What is needed: Using the data below, gather each line that includes the word "swatch".

[Saved entries]
┏━━

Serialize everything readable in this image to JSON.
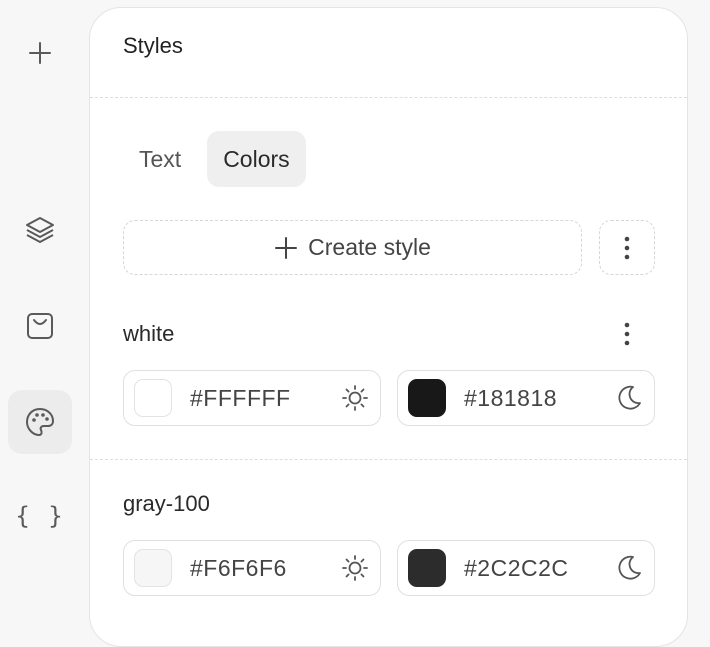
{
  "rail": {
    "items": [
      {
        "icon": "plus-icon",
        "active": false
      },
      {
        "icon": "layers-icon",
        "active": false
      },
      {
        "icon": "component-icon",
        "active": false
      },
      {
        "icon": "palette-icon",
        "active": true
      },
      {
        "icon": "braces-icon",
        "label": "{ }",
        "active": false
      }
    ]
  },
  "panel": {
    "title": "Styles",
    "tabs": [
      {
        "label": "Text",
        "active": false
      },
      {
        "label": "Colors",
        "active": true
      }
    ],
    "create_label": "Create style",
    "styles": [
      {
        "name": "white",
        "light": {
          "hex": "#FFFFFF",
          "swatch": "#FFFFFF",
          "icon": "sun-icon"
        },
        "dark": {
          "hex": "#181818",
          "swatch": "#181818",
          "icon": "moon-icon"
        }
      },
      {
        "name": "gray-100",
        "light": {
          "hex": "#F6F6F6",
          "swatch": "#F6F6F6",
          "icon": "sun-icon"
        },
        "dark": {
          "hex": "#2C2C2C",
          "swatch": "#2C2C2C",
          "icon": "moon-icon"
        }
      }
    ]
  },
  "colors": {
    "background": "#f7f7f7",
    "panel": "#ffffff",
    "active_tab": "#efefef",
    "active_rail": "#ececec",
    "icon": "#5a5a5a"
  }
}
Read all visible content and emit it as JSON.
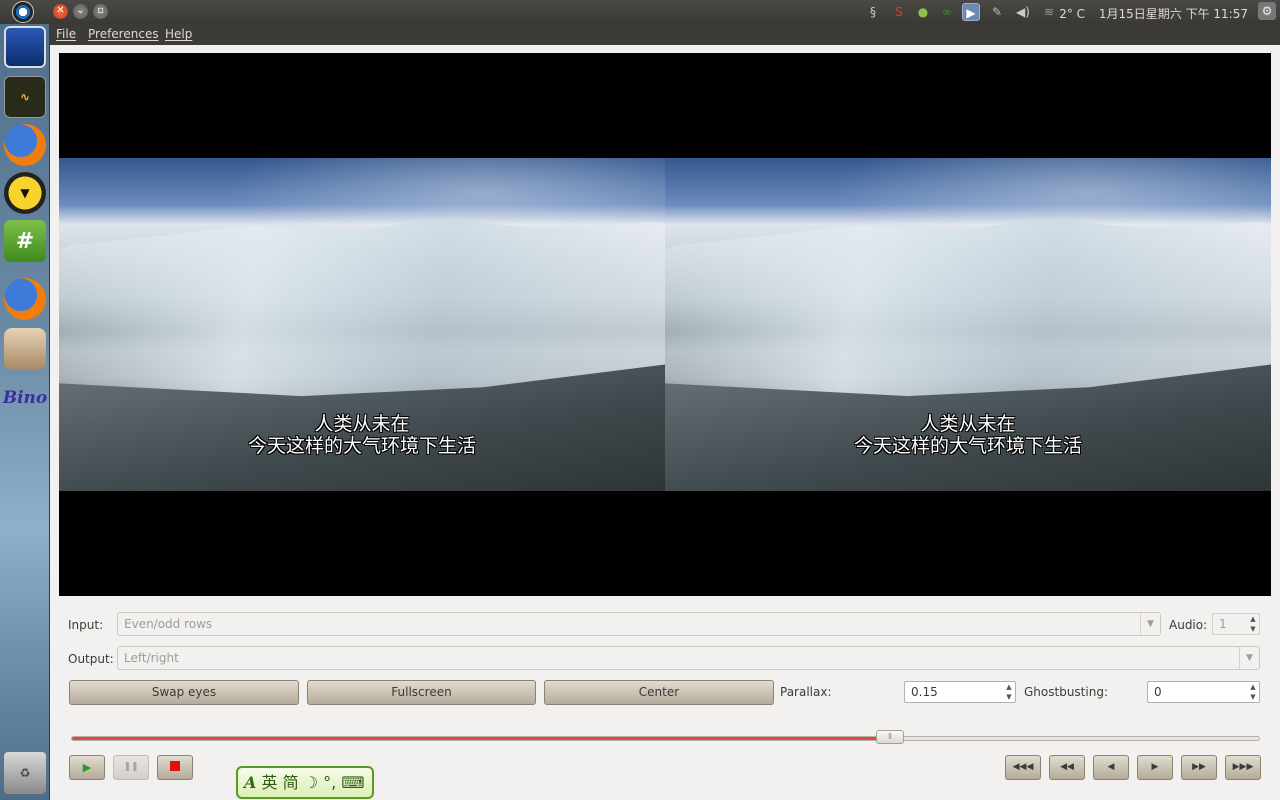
{
  "top_panel": {
    "window_buttons": {
      "close_icon": "close-icon",
      "minimize_icon": "minimize-icon",
      "maximize_icon": "maximize-icon"
    },
    "tray_icons": [
      "swirl-icon",
      "s-icon",
      "apple-icon",
      "network-icon",
      "player-icon",
      "tools-icon",
      "volume-icon"
    ],
    "weather": "2° C",
    "datetime": "1月15日星期六 下午 11:57"
  },
  "launcher": {
    "items": [
      {
        "icon": "display-icon"
      },
      {
        "icon": "system-monitor-icon"
      },
      {
        "icon": "firefox-icon"
      },
      {
        "icon": "batman-icon"
      },
      {
        "icon": "chat-icon",
        "glyph": "#"
      },
      {
        "icon": "firefox-icon"
      },
      {
        "icon": "shell-icon"
      },
      {
        "icon": "bino-icon",
        "glyph": "Bino"
      },
      {
        "icon": "trash-icon"
      }
    ]
  },
  "menu": {
    "file": "File",
    "preferences": "Preferences",
    "help": "Help"
  },
  "video": {
    "subtitle_line1": "人类从未在",
    "subtitle_line2": "今天这样的大气环境下生活"
  },
  "controls": {
    "input_label": "Input:",
    "input_value": "Even/odd rows",
    "audio_label": "Audio:",
    "audio_value": "1",
    "output_label": "Output:",
    "output_value": "Left/right",
    "swap_eyes": "Swap eyes",
    "fullscreen": "Fullscreen",
    "center": "Center",
    "parallax_label": "Parallax:",
    "parallax_value": "0.15",
    "ghostbusting_label": "Ghostbusting:",
    "ghostbusting_value": "0"
  },
  "playback": {
    "progress": 0.69,
    "buttons": [
      "play-icon",
      "pause-icon",
      "stop-icon",
      "rewind-fast-icon",
      "rewind-icon",
      "step-back-icon",
      "step-forward-icon",
      "forward-icon",
      "forward-fast-icon"
    ]
  },
  "ime": {
    "mode_a": "A",
    "lang": "英",
    "charset": "简",
    "moon": "☽",
    "punct": "°,",
    "keyboard": "⌨"
  }
}
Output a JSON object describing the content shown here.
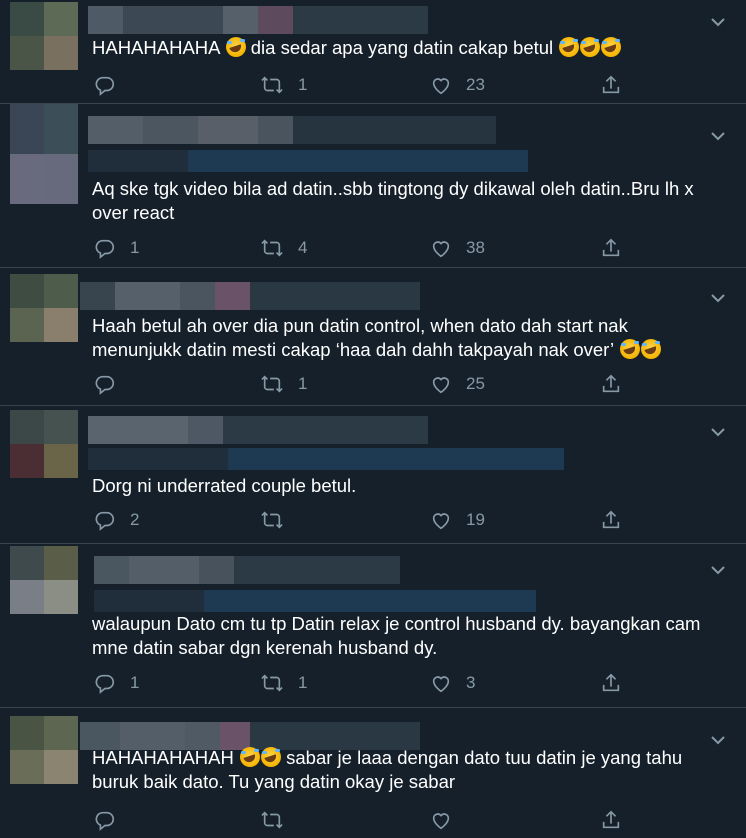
{
  "colors": {
    "background": "#15202b",
    "border": "#38444d",
    "icon": "#8899a6",
    "text": "#ffffff"
  },
  "tweets": [
    {
      "text": "HAHAHAHAHA",
      "text_after_emoji": " dia sedar apa yang datin cakap betul ",
      "emoji_before_count": 1,
      "emoji_after_count": 3,
      "replies": "",
      "retweets": "1",
      "likes": "23"
    },
    {
      "text": "Aq ske tgk video bila ad datin..sbb tingtong dy dikawal oleh datin..Bru lh x over react",
      "replies": "1",
      "retweets": "4",
      "likes": "38"
    },
    {
      "text": "Haah betul ah over dia pun datin control, when dato dah start nak menunjukk datin mesti cakap ‘haa dah dahh takpayah nak over’",
      "emoji_after_count": 2,
      "replies": "",
      "retweets": "1",
      "likes": "25"
    },
    {
      "text": "Dorg ni underrated couple betul.",
      "replies": "2",
      "retweets": "",
      "likes": "19"
    },
    {
      "text": "walaupun Dato cm tu tp Datin relax je control husband dy. bayangkan cam mne datin sabar dgn kerenah husband dy.",
      "replies": "1",
      "retweets": "1",
      "likes": "3"
    },
    {
      "text": "HAHAHAHAHAH",
      "text_after_emoji": " sabar je laaa dengan dato tuu datin je yang tahu buruk baik dato. Tu yang datin okay je sabar",
      "emoji_before_count": 2,
      "replies": "",
      "retweets": "",
      "likes": ""
    }
  ]
}
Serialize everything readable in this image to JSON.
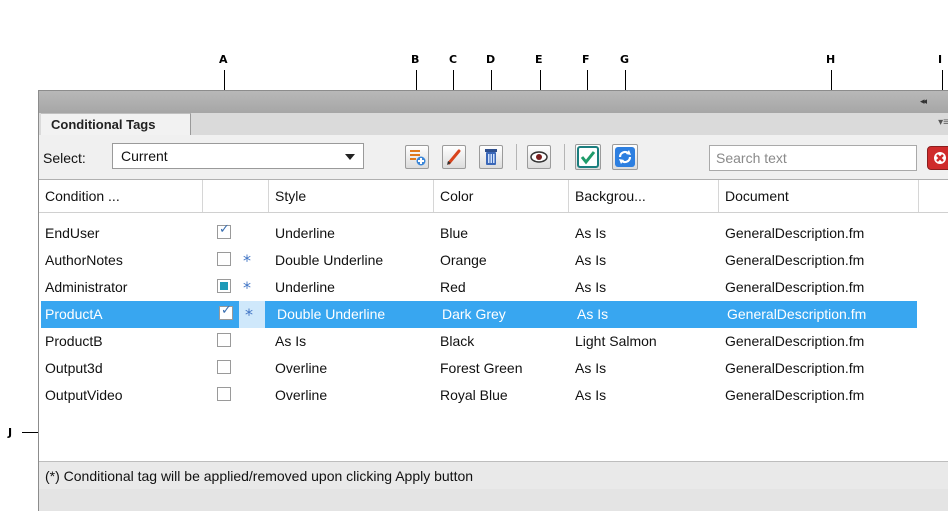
{
  "callouts": {
    "A": "A",
    "B": "B",
    "C": "C",
    "D": "D",
    "E": "E",
    "F": "F",
    "G": "G",
    "H": "H",
    "I": "I",
    "J": "J"
  },
  "panel": {
    "tab_title": "Conditional Tags",
    "collapse_glyph": "◂◂",
    "menu_glyph": "▾≡"
  },
  "toolbar": {
    "select_label": "Select:",
    "select_value": "Current",
    "search_placeholder": "Search text",
    "icons": [
      "new-tag-icon",
      "edit-icon",
      "delete-icon",
      "show-hide-icon",
      "apply-check-icon",
      "refresh-icon",
      "clear-search-icon"
    ]
  },
  "table": {
    "columns": [
      "Condition ...",
      "",
      "Style",
      "Color",
      "Backgrou...",
      "Document"
    ],
    "rows": [
      {
        "name": "EndUser",
        "check": "on",
        "star": "",
        "style": "Underline",
        "color": "Blue",
        "background": "As Is",
        "document": "GeneralDescription.fm"
      },
      {
        "name": "AuthorNotes",
        "check": "off",
        "star": "*",
        "style": "Double Underline",
        "color": "Orange",
        "background": "As Is",
        "document": "GeneralDescription.fm"
      },
      {
        "name": "Administrator",
        "check": "partial",
        "star": "*",
        "style": "Underline",
        "color": "Red",
        "background": "As Is",
        "document": "GeneralDescription.fm"
      },
      {
        "name": "ProductA",
        "check": "on",
        "star": "*",
        "style": "Double Underline",
        "color": "Dark Grey",
        "background": "As Is",
        "document": "GeneralDescription.fm",
        "selected": true
      },
      {
        "name": "ProductB",
        "check": "off",
        "star": "",
        "style": "As Is",
        "color": "Black",
        "background": "Light Salmon",
        "document": "GeneralDescription.fm"
      },
      {
        "name": "Output3d",
        "check": "off",
        "star": "",
        "style": "Overline",
        "color": "Forest Green",
        "background": "As Is",
        "document": "GeneralDescription.fm"
      },
      {
        "name": "OutputVideo",
        "check": "off",
        "star": "",
        "style": "Overline",
        "color": "Royal Blue",
        "background": "As Is",
        "document": "GeneralDescription.fm"
      }
    ]
  },
  "status": {
    "text": "(*) Conditional tag will be applied/removed upon clicking Apply button"
  },
  "colors": {
    "selection": "#38a6f0",
    "star": "#3f73c4",
    "clear_button": "#cf2b2b"
  }
}
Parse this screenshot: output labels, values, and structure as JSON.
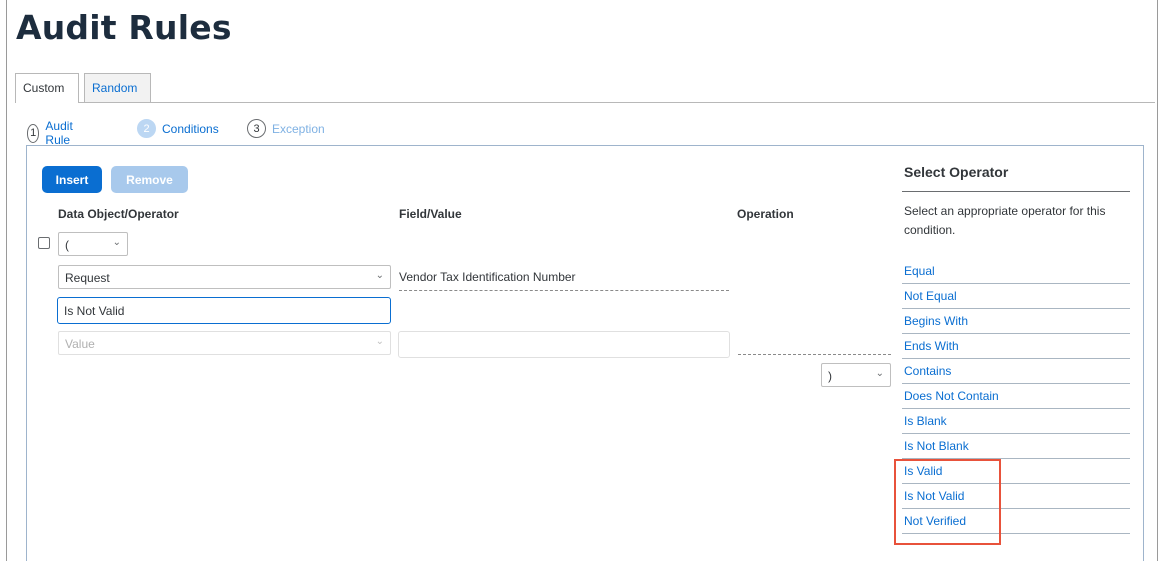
{
  "page": {
    "title": "Audit Rules"
  },
  "tabs": [
    {
      "label": "Custom",
      "active": true
    },
    {
      "label": "Random",
      "active": false
    }
  ],
  "steps": [
    {
      "num": "1",
      "label": "Audit Rule"
    },
    {
      "num": "2",
      "label": "Conditions"
    },
    {
      "num": "3",
      "label": "Exception"
    }
  ],
  "toolbar": {
    "insert_label": "Insert",
    "remove_label": "Remove"
  },
  "columns": {
    "data_object": "Data Object/Operator",
    "field_value": "Field/Value",
    "operation": "Operation"
  },
  "condition": {
    "open_paren": "(",
    "data_object": "Request",
    "field": "Vendor Tax Identification Number",
    "operator_input": "Is Not Valid",
    "value_placeholder": "Value",
    "close_paren": ")"
  },
  "side_panel": {
    "title": "Select Operator",
    "description": "Select an appropriate operator for this condition.",
    "operators": [
      "Equal",
      "Not Equal",
      "Begins With",
      "Ends With",
      "Contains",
      "Does Not Contain",
      "Is Blank",
      "Is Not Blank",
      "Is Valid",
      "Is Not Valid",
      "Not Verified"
    ]
  },
  "colors": {
    "accent": "#0a6ed1",
    "highlight": "#e8523b"
  },
  "icons": {
    "dropdown": "chevron-down-icon"
  }
}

┗━━

The output:
          "swatch": "#FFFFFF",
          "swatch": "#181818",
          "swatch": "#F6F6F6",
          "swatch": "#2C2C2C",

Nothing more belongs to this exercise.